> [Tu objetivo]:
¿Cómo queda el texto sobre la violencia en México, de "El presidente no" a "voto de castigo.", si sustituyes "castigo" por "protesta"?

> [Texto en estudio]:
--
El presidente no corrigió el rumbo. Por el contrario siguió con la estrategia equivocada y el número de muertos continuó creciendo. Por eso son los muertos de Calderón. Y por eso a su partido, el PAN, le fue tan mal en la pasada elección. Fue, en parte, un voto de castigo.
Su gobierno insiste en que muchos de los muertos son delincuentes. Cierto. Pero muchos no lo son. Si los 65,000 muertos hubieran sido en su mayoría narcotraficantes y criminales, no quedarían delincuentes en México. La realidad es que no hay ninguna familia mexicana que no haya sido tocada por un asesinato, un secuestro, un robo o el miedo. Los mexicanos perdieron sus calles y lugares públicos. Y perdieron también la ya poca esperanza de que la policía y las autoridades pudieran protegerlos. La impunidad impera. El 98.5 por ciento de los delitos en México quedan impunes según un estudio del Tecnológico de Monterrey. Por eso las víctimas tampoco denuncian los actos delictivos. ¿Para qué?
--
> [Líneas proporcionadas]:
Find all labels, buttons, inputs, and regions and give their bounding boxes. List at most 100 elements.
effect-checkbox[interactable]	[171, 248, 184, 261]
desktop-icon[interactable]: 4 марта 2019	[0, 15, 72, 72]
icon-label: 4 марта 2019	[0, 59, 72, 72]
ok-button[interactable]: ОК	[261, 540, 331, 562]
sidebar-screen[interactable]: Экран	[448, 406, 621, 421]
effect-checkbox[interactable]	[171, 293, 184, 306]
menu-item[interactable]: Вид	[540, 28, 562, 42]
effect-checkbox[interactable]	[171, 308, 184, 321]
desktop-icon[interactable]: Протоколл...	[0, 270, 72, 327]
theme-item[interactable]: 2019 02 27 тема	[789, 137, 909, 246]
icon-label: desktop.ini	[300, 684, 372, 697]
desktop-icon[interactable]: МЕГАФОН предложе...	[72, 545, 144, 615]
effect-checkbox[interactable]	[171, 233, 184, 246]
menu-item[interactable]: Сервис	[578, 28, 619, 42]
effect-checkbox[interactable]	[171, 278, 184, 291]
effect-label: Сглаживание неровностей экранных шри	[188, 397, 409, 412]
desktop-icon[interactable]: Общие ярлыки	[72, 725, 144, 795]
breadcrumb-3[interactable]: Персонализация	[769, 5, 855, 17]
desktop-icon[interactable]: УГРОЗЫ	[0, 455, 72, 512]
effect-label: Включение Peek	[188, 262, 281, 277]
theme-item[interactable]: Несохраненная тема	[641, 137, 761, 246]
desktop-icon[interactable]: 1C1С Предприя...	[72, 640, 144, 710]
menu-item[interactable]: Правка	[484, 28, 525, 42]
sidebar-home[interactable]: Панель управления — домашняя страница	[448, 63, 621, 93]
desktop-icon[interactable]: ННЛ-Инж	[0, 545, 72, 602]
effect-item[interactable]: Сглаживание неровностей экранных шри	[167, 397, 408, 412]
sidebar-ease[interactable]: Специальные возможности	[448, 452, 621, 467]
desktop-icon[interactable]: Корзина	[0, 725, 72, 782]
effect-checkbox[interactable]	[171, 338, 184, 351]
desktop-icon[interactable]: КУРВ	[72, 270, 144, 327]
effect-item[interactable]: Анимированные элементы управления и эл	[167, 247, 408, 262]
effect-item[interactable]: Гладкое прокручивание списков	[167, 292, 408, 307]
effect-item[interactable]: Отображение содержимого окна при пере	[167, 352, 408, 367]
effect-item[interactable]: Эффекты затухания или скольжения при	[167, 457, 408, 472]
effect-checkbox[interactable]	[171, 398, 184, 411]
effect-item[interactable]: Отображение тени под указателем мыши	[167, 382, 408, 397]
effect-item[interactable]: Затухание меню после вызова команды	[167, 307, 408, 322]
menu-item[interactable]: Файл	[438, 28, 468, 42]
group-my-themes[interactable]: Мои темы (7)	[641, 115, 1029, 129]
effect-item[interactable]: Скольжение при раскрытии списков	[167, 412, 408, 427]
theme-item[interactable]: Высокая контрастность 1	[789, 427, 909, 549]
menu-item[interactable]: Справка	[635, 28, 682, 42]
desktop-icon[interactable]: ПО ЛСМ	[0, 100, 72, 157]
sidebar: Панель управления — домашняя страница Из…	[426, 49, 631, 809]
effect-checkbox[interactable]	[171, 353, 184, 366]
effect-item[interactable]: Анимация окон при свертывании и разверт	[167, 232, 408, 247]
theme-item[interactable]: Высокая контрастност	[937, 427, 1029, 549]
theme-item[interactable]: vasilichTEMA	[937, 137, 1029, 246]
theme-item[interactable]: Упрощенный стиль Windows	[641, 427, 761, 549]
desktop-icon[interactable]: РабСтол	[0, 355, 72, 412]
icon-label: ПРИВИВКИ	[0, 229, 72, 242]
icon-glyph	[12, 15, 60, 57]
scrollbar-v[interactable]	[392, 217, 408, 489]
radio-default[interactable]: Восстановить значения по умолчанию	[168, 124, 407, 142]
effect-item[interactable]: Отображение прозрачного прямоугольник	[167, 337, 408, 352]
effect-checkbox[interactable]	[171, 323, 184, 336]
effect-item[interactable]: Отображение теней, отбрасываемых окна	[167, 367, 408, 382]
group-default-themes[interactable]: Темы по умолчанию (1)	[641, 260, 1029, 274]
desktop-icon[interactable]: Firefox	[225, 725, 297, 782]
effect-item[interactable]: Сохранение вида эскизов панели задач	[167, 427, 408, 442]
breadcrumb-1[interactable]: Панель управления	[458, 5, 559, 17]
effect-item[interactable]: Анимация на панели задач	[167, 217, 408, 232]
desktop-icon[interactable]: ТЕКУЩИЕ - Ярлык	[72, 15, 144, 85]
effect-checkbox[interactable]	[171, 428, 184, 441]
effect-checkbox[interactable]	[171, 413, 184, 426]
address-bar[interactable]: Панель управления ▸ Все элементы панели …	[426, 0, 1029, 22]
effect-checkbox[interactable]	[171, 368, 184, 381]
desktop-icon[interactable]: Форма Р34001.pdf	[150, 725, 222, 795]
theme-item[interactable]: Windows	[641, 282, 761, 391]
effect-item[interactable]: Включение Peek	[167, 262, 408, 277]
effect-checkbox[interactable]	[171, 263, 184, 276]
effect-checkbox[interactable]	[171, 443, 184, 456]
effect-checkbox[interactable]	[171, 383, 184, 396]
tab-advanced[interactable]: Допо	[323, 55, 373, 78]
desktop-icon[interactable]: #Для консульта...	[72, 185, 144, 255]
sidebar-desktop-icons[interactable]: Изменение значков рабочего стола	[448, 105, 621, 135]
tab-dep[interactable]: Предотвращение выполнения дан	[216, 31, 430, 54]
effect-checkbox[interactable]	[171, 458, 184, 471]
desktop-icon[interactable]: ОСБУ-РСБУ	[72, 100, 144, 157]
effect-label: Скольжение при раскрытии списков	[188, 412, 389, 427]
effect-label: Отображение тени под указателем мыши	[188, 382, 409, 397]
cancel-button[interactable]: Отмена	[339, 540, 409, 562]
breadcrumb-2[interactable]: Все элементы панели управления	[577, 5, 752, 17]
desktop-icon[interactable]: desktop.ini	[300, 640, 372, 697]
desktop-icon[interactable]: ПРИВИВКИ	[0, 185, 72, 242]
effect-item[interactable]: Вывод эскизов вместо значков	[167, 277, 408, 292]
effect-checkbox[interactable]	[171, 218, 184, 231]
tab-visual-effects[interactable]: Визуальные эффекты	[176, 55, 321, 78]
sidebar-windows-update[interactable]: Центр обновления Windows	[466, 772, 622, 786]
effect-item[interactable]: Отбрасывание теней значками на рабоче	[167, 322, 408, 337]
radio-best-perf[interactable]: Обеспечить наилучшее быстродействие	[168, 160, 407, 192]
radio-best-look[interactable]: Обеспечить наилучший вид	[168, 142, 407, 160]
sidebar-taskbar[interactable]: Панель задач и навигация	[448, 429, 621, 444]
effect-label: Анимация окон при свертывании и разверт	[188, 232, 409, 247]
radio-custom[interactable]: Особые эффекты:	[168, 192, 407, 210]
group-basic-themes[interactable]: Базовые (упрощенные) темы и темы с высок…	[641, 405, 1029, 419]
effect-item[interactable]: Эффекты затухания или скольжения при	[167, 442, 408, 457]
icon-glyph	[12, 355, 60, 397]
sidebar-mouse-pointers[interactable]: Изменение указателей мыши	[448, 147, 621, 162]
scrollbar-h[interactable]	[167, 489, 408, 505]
--
> [Respuesta a la tarea]:
El presidente no corrigió el rumbo. Por el contrario siguió con la estrategia equivocada y el número de muertos continuó creciendo. Por eso son los muertos de Calderón. Y por eso a su partido, el PAN, le fue tan mal en la pasada elección. Fue, en parte, un voto de protesta.